A was too busy giggling.
“No, it’s going to fall! It will be very fat!” Faith, you know, is a key ingredient in Christmas Spirit. In accordance with this, we named the tree Chubby. The Bedbug (my ex), for reasons unknown had taken nearly all the ornaments, so I had about 5 on the tree – sticking off the front, just like my first Chicago tree.
Chubby never did spread out, poor old thing. But it was the friendliest, happiest tree it has ever been my pleasure to know (and guilt to kill). It put out NEW SHOOTS. I bought it on 17 December and kept it around until it was well and truly dead, which was not until Groundhog Day. (I did take the ornaments off on Epiphany, as is right and proper.)

I have this theory that lights would be even more helpful in late January, when the weather has been horrid for what seems like forever. My friend Chubby proved it true. I felt so miserable about its sprouting and then dying, though, that this was the beginning of the end of my getting live trees.

Third day

Again in Slidell, but earlier, so 1978 or 1979: my sister and I (these were the pre-brother days) got up Christmas morning to get our Stuff. Bonanza! We both got fake fur jackets: Sissa’s was grey and mine was cream with brown fake-suede trim. I also got a David Cassidy album AND a wee guitar, so I was all up with my bad rock star self. I was the most genius 9- (or possibly 10-) year-old rock star the world had seen! Somewhere in there, Sissa possibly was having fun too. Seems likely, even if she did not have a guitar or suede trim on her jacket.
☆ ☆ ☆ ☆ ☆
• Task requirements
1: In the Christmas memories text, on what date was the tree named Chubby bought?
2: Pick up the Christmas memories text after its last sentence and keep writing it.
The records come from a different source than the text.
☆ ☆ ☆ ☆ ☆
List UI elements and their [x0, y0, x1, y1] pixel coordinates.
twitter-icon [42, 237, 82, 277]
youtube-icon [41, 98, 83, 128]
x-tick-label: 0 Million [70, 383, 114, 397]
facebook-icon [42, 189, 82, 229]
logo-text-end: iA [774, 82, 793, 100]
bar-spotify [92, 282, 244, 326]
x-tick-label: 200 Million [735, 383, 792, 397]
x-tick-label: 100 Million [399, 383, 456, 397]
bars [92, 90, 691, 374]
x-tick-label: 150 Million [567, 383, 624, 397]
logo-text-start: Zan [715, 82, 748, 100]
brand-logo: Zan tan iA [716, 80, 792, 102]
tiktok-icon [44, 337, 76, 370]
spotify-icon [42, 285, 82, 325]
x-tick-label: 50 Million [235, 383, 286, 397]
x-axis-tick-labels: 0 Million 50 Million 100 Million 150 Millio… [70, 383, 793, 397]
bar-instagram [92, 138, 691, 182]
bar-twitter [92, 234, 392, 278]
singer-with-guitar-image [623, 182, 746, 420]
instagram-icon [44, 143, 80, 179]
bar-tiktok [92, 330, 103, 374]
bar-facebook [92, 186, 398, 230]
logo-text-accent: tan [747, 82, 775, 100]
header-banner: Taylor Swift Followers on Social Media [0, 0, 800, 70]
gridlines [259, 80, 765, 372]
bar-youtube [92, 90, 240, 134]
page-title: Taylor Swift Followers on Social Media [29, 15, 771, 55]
☆ ☆ ☆ ☆ ☆
• List of answers
1: 17 December.

2:
My dad wandered off to make the traditional Christmas morning breakfast (Canadian bacon, scrambled eggs, English muffins, juice).

“OH NO WHAT’S THIS?” he yelled. Who cared? We had Presents. “QUICK, COME HERE!” Yeah, yeah, whatever.
“You should go see,” my mom said. No thanks.
“Go. See.”

Mom Voice necessitates moving. We moved. My dad was standing by the fireplace, holding up the game Hungry Hungry Hippos.

“This was behind the chair!” he said. “Santa must have dropped it when he came down the chimney!”

Sissa and I fell on the floor. Incontrovertible proof! Fallen present by the fireplace! I had been starting to Doubt, but this kept me going for another year or two (which lends evidence to its being 1978). It was clear to me that Santa was 4 realz, yo, because there was an extra present, right where it would make sense for him to drop it. Most excellent. Almost as good as David Cassidy.

Note: Hungry Hungry Hippos is a REALLY fun game, though not as fun as Pig Pong.

Second day

Because I am a sucker for ritual and for playing dress-up, I became an acolyte the minute I was eligible (after confirmation, which is a Story of Weeping). So I think this Christmas must’ve been in 1980, when I was just barely 11 years old. We lived in Slidell, LA, and we attended Christ Church: VERY high church. It was heavy on the stodginess and the incense, and I loved it.

So I was serving at Communion during Midnight Mass, which meant basically passing things around and moving things out of the way. Christmas Eve Mass is always a huge service, because those people show up who only go to church twice a year. My parents and sister were sitting up near the front, and I liked to keep an eye out for them and wave when they were at the altar.

My mom came up and took Communion by herself. I couldn’t see my dad anywhere. This was Not Right. They were deviating from standard protocols. Why would they not come up together? What could be wrong? Where was my sister? What had she done? Communion went on and on for an age and a half while I fretted harder and harder. Somewhere in there was a tragedy, probably sister-precipitated. By the time my dad knelt at the altar rail, toward the very end, I had convinced myself that they were getting divorced and that Christmas would be ruined FOREVER.

After the service I started weeping while I took my robe off, and I went running outside, crying hysterically, and ran straight into my parents.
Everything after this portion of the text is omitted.